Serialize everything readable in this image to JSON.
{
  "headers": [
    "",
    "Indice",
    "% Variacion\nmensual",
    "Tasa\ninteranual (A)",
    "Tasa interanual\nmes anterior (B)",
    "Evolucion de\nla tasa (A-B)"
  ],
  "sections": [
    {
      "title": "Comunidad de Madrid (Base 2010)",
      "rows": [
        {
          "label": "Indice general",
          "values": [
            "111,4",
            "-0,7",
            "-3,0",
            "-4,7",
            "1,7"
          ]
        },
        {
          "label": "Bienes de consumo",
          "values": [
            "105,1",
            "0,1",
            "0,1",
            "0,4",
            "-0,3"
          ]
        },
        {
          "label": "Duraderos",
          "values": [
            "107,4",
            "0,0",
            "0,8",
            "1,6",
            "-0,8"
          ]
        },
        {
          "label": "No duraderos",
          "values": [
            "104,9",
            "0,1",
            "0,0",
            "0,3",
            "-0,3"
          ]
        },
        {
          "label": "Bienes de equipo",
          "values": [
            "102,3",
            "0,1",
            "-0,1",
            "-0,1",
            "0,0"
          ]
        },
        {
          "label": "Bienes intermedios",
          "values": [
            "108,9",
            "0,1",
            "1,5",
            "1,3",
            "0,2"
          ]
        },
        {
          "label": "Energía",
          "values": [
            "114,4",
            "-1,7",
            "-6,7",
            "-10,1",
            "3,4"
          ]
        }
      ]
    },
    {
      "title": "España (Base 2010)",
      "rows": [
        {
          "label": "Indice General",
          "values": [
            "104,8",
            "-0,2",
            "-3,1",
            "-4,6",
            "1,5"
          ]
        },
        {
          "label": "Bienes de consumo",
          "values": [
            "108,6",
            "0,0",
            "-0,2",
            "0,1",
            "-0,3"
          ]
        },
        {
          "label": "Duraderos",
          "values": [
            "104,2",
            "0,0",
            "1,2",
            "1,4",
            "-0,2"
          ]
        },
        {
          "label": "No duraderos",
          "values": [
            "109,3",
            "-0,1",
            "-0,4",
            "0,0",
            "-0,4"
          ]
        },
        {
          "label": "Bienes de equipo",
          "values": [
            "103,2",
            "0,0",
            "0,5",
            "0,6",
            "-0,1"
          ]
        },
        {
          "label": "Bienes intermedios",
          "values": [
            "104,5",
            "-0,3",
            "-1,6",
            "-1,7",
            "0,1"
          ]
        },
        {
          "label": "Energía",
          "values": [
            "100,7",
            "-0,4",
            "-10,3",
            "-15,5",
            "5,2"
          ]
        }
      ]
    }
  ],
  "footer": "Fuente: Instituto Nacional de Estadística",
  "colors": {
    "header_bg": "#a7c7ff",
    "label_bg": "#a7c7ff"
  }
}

---*---

Would you give the material above again, complete and exact?

* **Solution for this task**
Serialize everything readable in this image to JSON.
{
  "headers": [
    "",
    "Indice",
    "% Variacion\nmensual",
    "Tasa\ninteranual (A)",
    "Tasa interanual\nmes anterior (B)",
    "Evolucion de\nla tasa (A-B)"
  ],
  "sections": [
    {
      "title": "Comunidad de Madrid (Base 2010)",
      "rows": [
        {
          "label": "Indice general",
          "values": [
            "111,4",
            "-0,7",
            "-3,0",
            "-4,7",
            "1,7"
          ]
        },
        {
          "label": "Bienes de consumo",
          "values": [
            "105,1",
            "0,1",
            "0,1",
            "0,4",
            "-0,3"
          ]
        },
        {
          "label": "Duraderos",
          "values": [
            "107,4",
            "0,0",
            "0,8",
            "1,6",
            "-0,8"
          ]
        },
        {
          "label": "No duraderos",
          "values": [
            "104,9",
            "0,1",
            "0,0",
            "0,3",
            "-0,3"
          ]
        },
        {
          "label": "Bienes de equipo",
          "values": [
            "102,3",
            "0,1",
            "-0,1",
            "-0,1",
            "0,0"
          ]
        },
        {
          "label": "Bienes intermedios",
          "values": [
            "108,9",
            "0,1",
            "1,5",
            "1,3",
            "0,2"
          ]
        },
        {
          "label": "Energía",
          "values": [
            "114,4",
            "-1,7",
            "-6,7",
            "-10,1",
            "3,4"
          ]
        }
      ]
    },
    {
      "title": "España (Base 2010)",
      "rows": [
        {
          "label": "Indice General",
          "values": [
            "104,8",
            "-0,2",
            "-3,1",
            "-4,6",
            "1,5"
          ]
        },
        {
          "label": "Bienes de consumo",
          "values": [
            "108,6",
            "0,0",
            "-0,2",
            "0,1",
            "-0,3"
          ]
        },
        {
          "label": "Duraderos",
          "values": [
            "104,2",
            "0,0",
            "1,2",
            "1,4",
            "-0,2"
          ]
        },
        {
          "label": "No duraderos",
          "values": [
            "109,3",
            "-0,1",
            "-0,4",
            "0,0",
            "-0,4"
          ]
        },
        {
          "label": "Bienes de equipo",
          "values": [
            "103,2",
            "0,0",
            "0,5",
            "0,6",
            "-0,1"
          ]
        },
        {
          "label": "Bienes intermedios",
          "values": [
            "104,5",
            "-0,3",
            "-1,6",
            "-1,7",
            "0,1"
          ]
        },
        {
          "label": "Energía",
          "values": [
            "100,7",
            "-0,4",
            "-10,3",
            "-15,5",
            "5,2"
          ]
        }
      ]
    }
  ],
  "footer": "Fuente: Instituto Nacional de Estadística",
  "colors": {
    "header_bg": "#a7c7ff",
    "label_bg": "#a7c7ff"
  }
}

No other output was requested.